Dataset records
════
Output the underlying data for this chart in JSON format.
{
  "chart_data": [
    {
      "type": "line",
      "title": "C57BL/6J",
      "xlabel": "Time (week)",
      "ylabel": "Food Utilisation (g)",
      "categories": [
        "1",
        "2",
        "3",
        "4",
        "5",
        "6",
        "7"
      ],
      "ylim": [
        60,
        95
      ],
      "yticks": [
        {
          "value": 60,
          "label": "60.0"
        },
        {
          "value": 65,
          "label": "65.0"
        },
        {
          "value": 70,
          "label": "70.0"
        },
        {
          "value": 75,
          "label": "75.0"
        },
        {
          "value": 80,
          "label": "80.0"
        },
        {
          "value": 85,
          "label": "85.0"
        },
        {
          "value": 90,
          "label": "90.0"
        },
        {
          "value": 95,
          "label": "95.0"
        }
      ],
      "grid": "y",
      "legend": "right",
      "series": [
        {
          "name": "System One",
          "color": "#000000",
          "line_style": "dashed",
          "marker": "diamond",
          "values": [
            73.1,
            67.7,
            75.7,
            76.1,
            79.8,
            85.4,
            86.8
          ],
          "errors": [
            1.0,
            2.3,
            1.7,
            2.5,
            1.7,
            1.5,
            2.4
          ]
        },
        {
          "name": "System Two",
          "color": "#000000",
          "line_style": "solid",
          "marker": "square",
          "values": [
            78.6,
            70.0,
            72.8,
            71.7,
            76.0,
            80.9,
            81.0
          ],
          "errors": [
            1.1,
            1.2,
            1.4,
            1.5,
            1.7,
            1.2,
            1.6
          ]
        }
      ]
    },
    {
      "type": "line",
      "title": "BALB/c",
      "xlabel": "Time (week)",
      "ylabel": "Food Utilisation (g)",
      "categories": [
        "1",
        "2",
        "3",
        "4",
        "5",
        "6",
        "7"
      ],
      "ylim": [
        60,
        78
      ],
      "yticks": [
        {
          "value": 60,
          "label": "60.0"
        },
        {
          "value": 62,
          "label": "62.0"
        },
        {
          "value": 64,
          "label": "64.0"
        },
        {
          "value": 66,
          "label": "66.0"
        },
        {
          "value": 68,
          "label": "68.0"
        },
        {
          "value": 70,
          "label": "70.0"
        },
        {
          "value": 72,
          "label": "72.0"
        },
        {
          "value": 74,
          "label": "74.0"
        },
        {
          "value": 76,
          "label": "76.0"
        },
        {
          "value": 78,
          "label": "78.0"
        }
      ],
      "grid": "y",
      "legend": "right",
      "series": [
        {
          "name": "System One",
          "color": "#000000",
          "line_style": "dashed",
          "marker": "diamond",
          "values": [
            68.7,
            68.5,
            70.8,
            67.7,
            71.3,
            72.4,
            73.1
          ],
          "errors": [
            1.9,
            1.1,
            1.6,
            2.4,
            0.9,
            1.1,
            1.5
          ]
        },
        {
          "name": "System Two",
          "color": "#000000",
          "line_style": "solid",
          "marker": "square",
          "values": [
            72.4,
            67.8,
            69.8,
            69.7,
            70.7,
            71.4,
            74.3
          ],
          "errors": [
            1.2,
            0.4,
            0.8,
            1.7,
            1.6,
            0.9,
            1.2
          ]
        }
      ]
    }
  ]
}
════
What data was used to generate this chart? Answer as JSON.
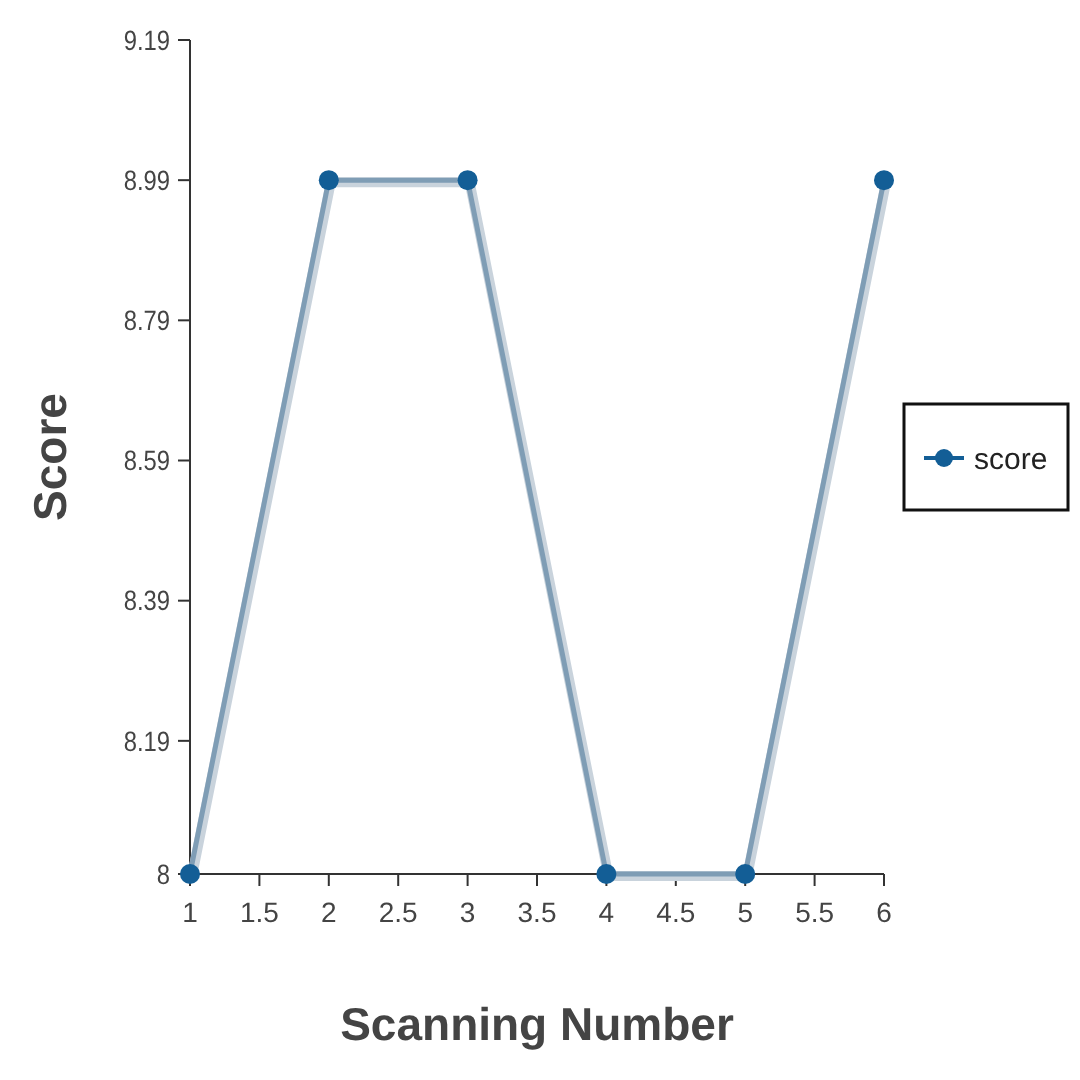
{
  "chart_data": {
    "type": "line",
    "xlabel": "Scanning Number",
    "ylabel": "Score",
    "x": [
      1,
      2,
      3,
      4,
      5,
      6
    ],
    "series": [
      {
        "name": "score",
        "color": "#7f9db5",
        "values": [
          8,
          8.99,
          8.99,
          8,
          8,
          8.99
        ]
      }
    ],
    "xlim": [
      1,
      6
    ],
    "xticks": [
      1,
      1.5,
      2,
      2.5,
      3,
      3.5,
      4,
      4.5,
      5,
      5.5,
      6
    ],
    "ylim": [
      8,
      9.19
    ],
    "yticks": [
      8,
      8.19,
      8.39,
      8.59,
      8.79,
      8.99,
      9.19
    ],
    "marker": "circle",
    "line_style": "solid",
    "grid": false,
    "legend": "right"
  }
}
════
_The task_. Extract each line from the entries above that contains the string "JSON".

_Exercise solution_.
Output the underlying data for this chart in JSON format.
What data was used to generate this chart? Answer as JSON.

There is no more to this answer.